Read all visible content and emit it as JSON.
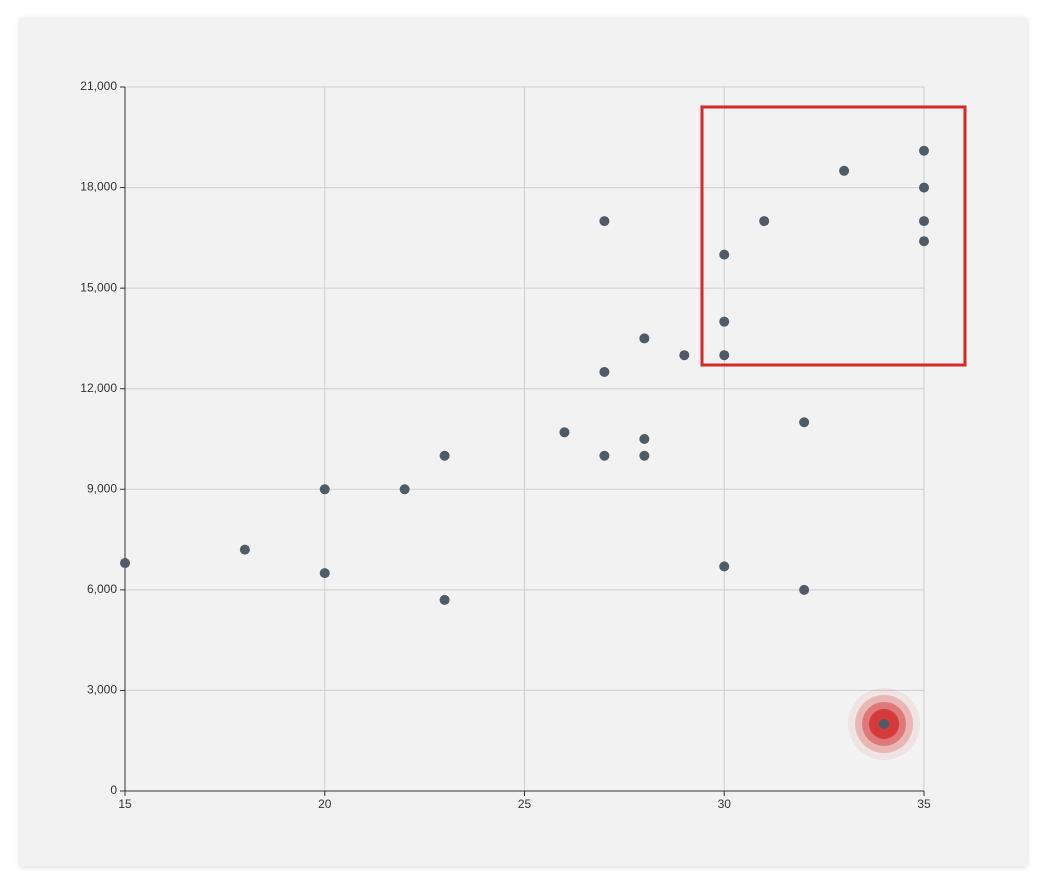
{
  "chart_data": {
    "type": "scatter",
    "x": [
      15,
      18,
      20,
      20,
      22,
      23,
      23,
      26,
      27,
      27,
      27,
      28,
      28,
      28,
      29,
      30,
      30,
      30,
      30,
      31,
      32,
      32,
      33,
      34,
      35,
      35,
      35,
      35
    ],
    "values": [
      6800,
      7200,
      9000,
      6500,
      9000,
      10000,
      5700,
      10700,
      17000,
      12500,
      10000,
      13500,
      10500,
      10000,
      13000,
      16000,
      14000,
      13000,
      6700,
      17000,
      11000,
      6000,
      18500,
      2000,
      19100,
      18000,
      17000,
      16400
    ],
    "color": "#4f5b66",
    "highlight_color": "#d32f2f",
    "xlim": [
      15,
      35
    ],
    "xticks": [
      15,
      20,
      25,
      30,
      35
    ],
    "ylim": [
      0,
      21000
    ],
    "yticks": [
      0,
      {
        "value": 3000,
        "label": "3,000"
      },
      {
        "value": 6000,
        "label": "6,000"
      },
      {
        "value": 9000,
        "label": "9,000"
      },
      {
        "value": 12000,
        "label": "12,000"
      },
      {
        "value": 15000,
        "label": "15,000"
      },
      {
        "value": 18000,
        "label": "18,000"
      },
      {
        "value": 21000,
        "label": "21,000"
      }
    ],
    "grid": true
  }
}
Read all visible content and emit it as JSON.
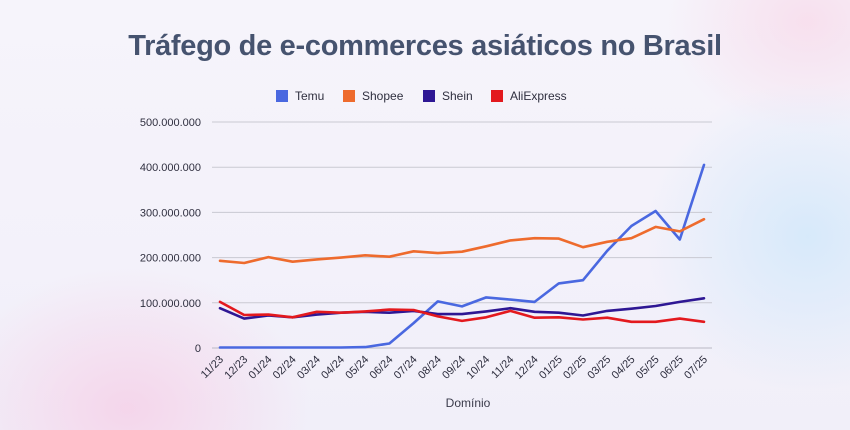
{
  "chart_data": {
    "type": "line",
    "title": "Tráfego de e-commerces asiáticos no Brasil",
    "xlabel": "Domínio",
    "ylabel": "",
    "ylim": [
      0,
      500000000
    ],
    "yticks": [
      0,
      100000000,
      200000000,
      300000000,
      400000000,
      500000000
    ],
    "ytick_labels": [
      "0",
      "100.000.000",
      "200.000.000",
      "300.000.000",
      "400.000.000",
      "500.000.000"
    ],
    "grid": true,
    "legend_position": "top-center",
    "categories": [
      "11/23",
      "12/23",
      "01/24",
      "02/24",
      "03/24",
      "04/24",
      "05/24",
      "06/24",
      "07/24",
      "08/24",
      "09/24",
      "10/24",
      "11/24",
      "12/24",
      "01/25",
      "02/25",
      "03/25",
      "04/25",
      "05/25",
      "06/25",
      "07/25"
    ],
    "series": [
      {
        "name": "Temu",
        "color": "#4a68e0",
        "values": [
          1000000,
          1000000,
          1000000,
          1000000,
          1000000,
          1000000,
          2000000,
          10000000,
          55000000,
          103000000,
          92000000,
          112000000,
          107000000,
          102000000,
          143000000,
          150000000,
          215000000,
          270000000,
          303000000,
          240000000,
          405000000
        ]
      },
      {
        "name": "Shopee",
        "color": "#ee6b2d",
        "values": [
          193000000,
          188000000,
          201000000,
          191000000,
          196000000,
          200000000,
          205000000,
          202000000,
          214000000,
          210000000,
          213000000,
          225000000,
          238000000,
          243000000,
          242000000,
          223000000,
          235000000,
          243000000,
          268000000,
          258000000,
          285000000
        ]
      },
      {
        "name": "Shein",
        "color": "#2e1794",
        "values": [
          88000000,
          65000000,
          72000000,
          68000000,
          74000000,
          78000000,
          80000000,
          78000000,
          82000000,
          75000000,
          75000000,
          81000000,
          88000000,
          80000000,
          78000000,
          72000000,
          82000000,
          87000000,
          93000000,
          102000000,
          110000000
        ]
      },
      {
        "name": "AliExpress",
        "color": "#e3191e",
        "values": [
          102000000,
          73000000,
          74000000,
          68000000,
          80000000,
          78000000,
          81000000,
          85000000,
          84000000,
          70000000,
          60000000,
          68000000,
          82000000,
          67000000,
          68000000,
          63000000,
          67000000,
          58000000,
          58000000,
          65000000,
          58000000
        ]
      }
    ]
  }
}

* * *

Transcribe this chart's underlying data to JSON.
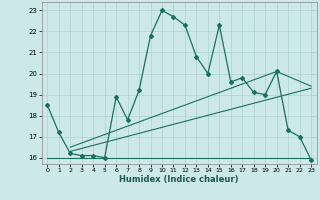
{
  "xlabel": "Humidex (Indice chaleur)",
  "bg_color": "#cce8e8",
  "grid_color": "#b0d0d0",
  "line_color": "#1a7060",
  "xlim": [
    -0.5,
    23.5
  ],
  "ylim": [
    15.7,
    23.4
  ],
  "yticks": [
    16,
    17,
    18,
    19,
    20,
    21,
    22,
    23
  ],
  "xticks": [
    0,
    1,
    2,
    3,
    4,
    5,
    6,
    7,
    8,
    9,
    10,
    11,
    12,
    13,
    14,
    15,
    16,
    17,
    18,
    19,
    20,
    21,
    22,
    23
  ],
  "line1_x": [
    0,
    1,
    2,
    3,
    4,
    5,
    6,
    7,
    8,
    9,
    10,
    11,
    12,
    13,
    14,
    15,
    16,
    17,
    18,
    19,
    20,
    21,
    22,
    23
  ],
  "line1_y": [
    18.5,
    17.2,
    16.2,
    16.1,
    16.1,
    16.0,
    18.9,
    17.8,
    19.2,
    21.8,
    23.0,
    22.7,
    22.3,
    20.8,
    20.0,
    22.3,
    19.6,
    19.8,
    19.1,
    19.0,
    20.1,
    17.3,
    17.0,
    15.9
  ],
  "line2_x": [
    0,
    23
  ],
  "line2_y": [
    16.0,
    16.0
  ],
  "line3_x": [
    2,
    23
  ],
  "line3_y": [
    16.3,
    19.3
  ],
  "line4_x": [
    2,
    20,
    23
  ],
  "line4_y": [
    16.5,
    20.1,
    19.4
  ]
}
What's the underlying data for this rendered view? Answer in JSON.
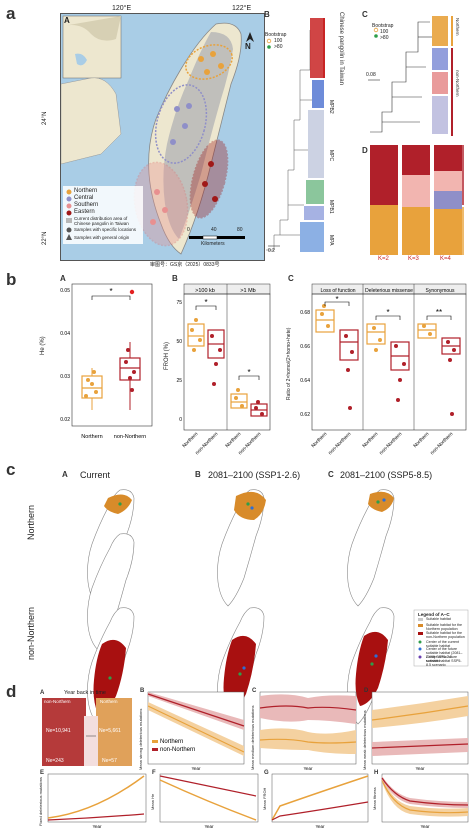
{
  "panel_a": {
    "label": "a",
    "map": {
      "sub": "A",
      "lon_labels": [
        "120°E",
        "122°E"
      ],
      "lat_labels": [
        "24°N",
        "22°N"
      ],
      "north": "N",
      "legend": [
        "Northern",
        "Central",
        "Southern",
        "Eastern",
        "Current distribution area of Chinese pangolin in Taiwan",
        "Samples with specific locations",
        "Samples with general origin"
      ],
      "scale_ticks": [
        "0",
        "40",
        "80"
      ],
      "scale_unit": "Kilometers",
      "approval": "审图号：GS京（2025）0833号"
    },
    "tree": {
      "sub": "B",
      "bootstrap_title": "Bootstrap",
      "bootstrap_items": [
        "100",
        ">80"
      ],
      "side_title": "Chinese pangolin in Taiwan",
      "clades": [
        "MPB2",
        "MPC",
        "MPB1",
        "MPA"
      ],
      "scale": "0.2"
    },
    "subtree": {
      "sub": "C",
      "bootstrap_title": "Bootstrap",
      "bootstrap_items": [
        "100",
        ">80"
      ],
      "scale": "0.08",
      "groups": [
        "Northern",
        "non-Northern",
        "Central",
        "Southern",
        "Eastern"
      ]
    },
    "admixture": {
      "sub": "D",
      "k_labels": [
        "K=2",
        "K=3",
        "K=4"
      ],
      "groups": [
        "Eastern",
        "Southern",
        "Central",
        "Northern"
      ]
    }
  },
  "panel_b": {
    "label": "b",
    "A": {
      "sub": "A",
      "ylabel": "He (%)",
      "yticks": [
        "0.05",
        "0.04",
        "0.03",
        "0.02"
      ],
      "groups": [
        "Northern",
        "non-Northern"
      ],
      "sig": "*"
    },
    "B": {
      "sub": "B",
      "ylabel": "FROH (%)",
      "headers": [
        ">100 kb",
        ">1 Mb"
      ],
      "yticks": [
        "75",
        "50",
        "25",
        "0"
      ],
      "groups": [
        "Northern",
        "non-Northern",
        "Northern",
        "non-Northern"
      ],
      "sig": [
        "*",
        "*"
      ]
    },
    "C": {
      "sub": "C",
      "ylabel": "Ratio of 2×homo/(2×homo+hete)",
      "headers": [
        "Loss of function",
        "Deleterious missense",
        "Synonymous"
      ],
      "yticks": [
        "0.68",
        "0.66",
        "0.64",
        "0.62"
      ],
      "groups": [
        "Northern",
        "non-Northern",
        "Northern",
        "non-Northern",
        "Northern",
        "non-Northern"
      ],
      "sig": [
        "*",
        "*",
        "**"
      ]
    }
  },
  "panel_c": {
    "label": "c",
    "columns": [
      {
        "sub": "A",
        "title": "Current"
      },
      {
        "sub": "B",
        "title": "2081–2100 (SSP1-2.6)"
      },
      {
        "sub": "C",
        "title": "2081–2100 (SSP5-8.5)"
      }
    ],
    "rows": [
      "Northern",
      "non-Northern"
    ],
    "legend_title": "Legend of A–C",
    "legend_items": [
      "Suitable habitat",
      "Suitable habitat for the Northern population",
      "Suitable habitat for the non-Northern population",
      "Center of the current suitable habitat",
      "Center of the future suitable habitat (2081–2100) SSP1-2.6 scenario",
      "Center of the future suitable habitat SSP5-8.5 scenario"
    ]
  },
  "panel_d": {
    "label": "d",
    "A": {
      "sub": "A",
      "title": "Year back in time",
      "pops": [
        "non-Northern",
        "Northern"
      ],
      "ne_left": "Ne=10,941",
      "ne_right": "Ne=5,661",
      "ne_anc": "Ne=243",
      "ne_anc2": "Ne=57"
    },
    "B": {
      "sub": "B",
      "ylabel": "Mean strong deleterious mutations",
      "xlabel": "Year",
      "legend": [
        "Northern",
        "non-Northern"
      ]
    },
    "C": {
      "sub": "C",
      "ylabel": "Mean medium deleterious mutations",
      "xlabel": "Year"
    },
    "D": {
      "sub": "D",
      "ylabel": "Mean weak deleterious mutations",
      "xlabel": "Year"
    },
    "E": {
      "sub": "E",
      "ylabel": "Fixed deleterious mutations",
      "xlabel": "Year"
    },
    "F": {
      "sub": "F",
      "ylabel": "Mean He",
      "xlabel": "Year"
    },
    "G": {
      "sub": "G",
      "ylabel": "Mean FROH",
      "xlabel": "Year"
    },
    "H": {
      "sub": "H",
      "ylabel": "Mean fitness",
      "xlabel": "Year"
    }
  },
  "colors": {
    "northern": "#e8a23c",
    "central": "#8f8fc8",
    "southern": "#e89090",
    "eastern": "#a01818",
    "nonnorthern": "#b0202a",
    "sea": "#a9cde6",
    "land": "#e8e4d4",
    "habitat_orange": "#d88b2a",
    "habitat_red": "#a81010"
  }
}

==

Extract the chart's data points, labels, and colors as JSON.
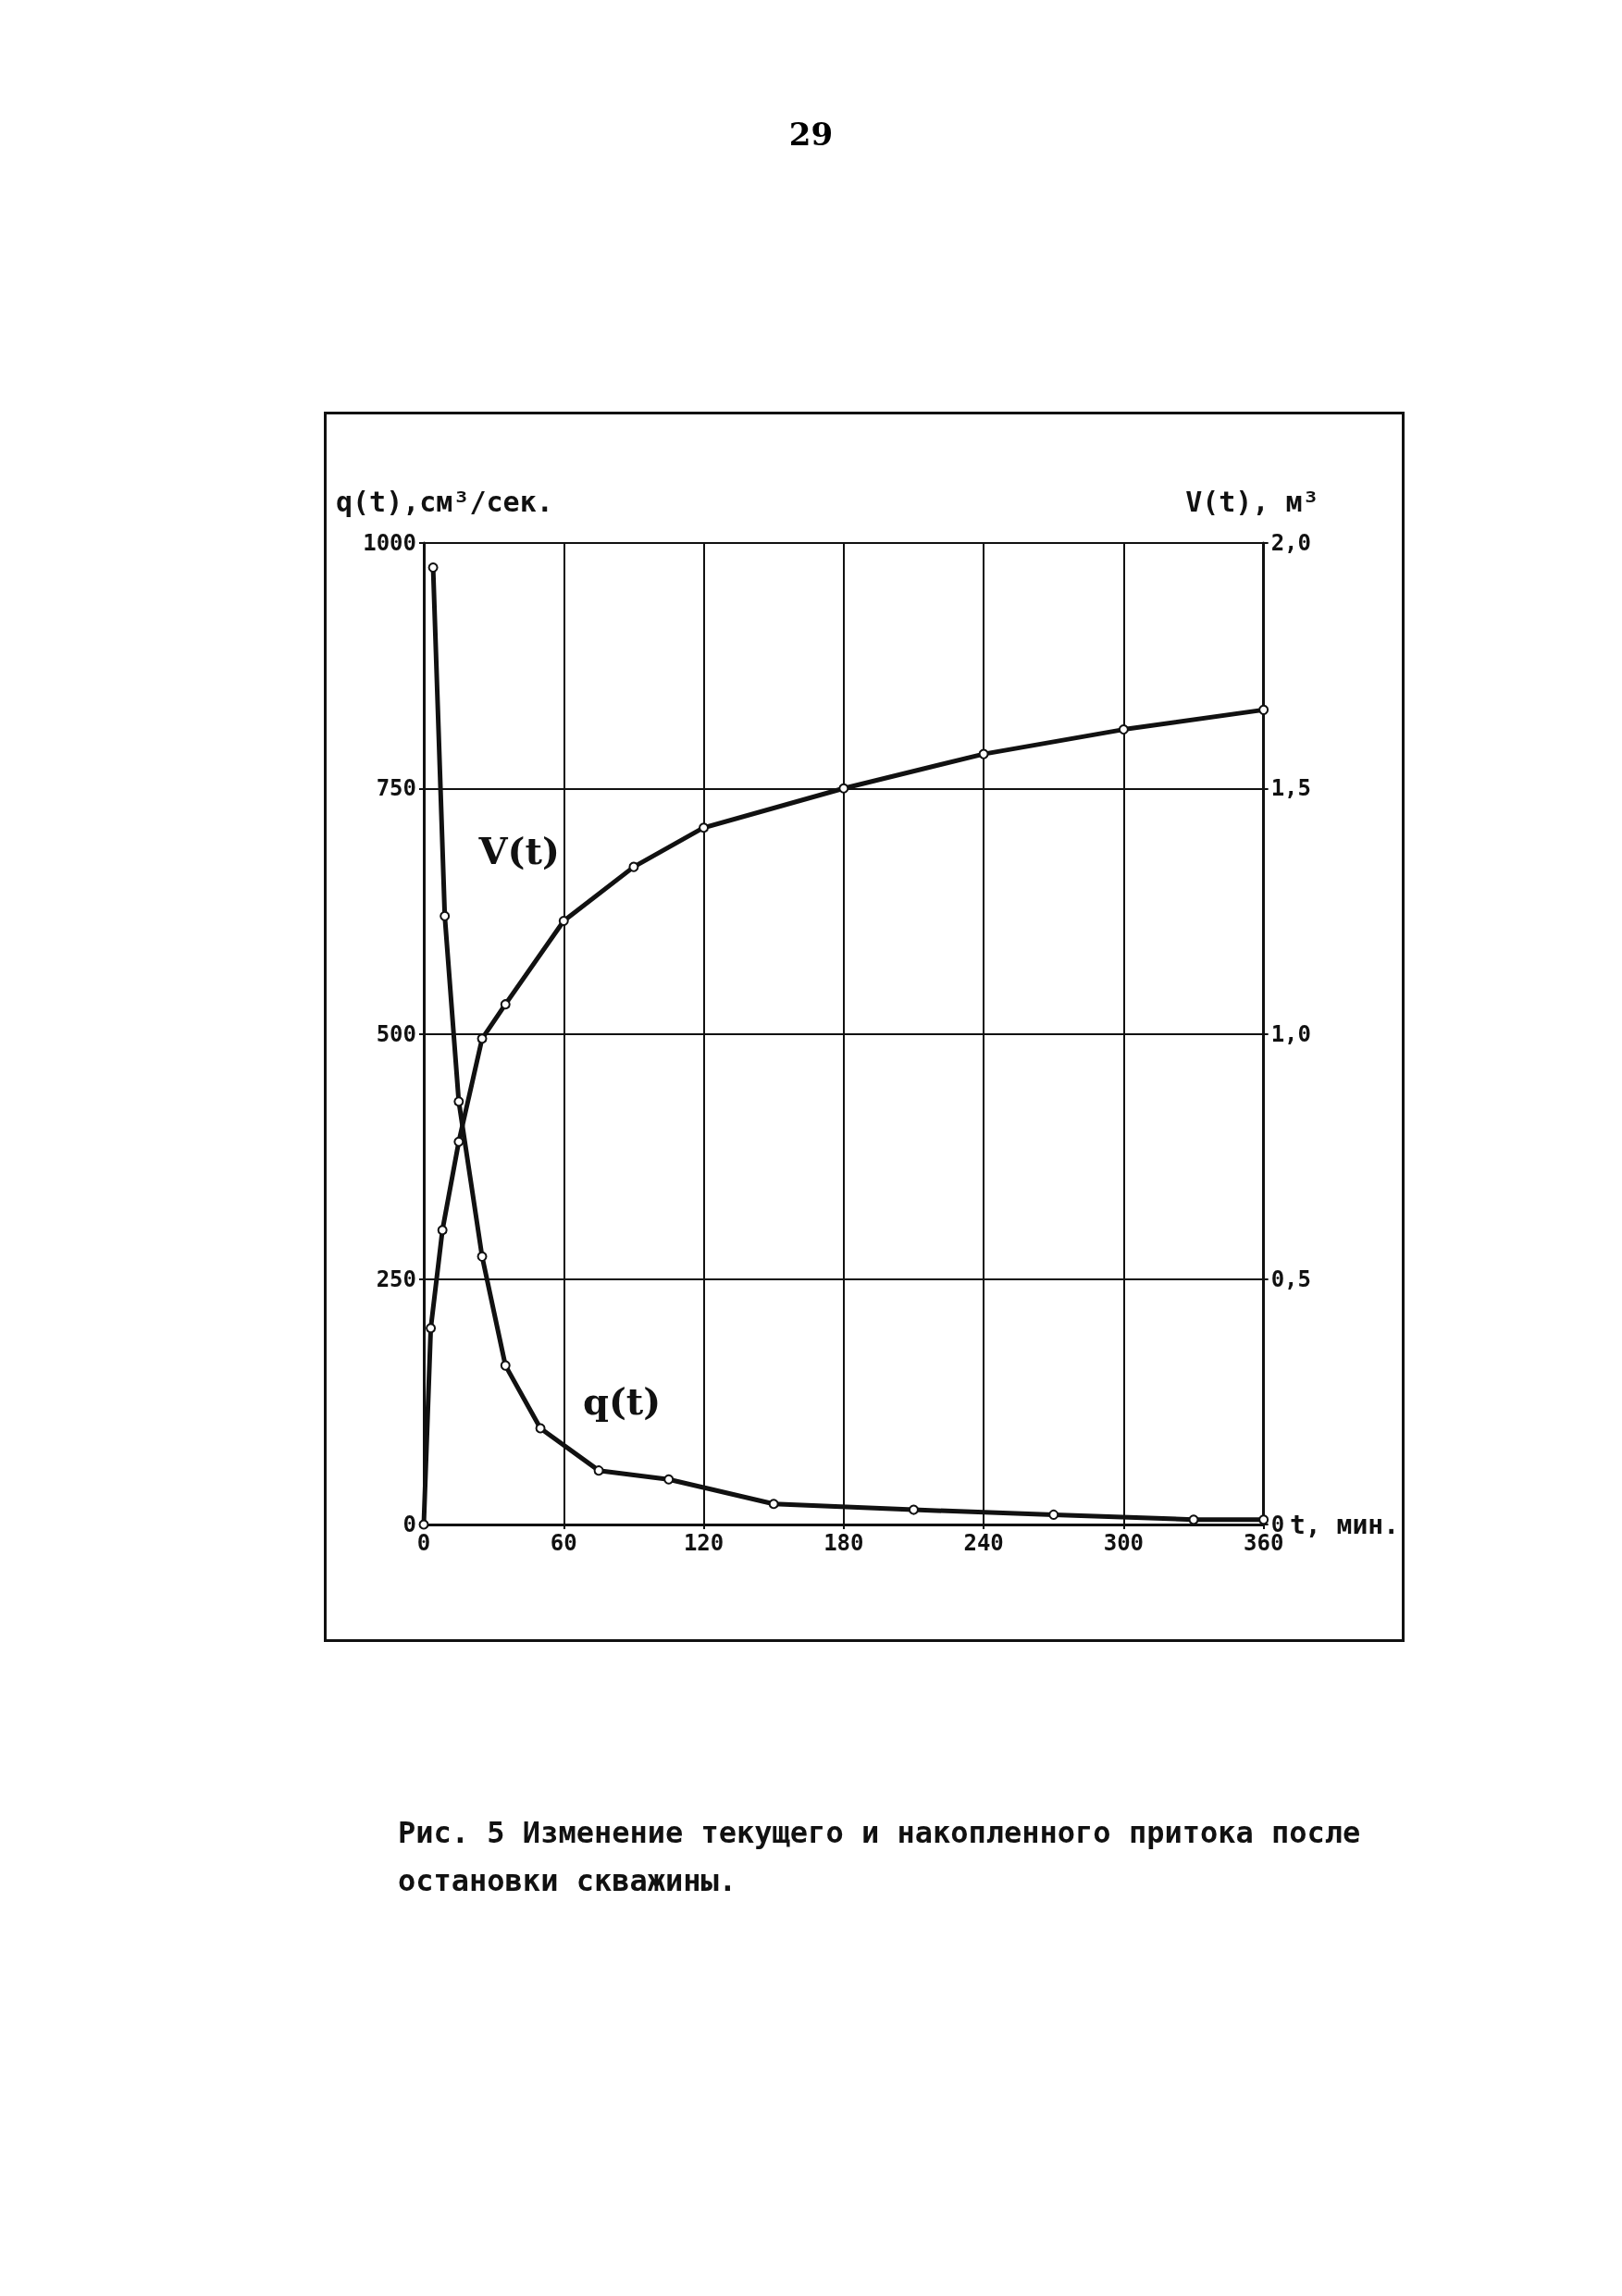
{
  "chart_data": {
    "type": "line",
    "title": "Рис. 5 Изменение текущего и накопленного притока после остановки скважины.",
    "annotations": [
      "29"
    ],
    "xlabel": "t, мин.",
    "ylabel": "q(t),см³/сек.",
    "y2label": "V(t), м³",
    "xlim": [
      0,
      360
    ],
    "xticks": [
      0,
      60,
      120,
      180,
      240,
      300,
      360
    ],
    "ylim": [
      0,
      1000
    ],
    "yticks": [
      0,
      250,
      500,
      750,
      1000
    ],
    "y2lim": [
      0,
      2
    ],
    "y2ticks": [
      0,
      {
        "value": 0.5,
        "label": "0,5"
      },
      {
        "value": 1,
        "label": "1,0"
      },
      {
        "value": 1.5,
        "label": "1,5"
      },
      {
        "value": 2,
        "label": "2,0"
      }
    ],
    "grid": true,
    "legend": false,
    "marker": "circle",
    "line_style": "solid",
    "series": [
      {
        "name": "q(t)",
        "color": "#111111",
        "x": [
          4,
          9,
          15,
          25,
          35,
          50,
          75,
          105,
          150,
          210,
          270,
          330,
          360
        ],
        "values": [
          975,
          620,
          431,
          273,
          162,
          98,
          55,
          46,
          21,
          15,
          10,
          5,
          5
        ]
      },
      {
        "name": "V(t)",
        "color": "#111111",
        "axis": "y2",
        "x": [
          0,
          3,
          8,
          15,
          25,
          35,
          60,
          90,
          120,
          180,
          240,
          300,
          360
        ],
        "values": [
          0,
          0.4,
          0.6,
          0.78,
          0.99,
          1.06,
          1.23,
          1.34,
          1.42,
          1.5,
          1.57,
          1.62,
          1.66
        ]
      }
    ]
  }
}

WORK REQUIRED:
Go over the data above and copy every line that has the word "name" in it.

THE RESULT:
        "name": "Temu",
        "name": "Shopee",
        "name": "Shein",
        "name": "AliExpress",
        "name": "q(t)",
        "name": "V(t)",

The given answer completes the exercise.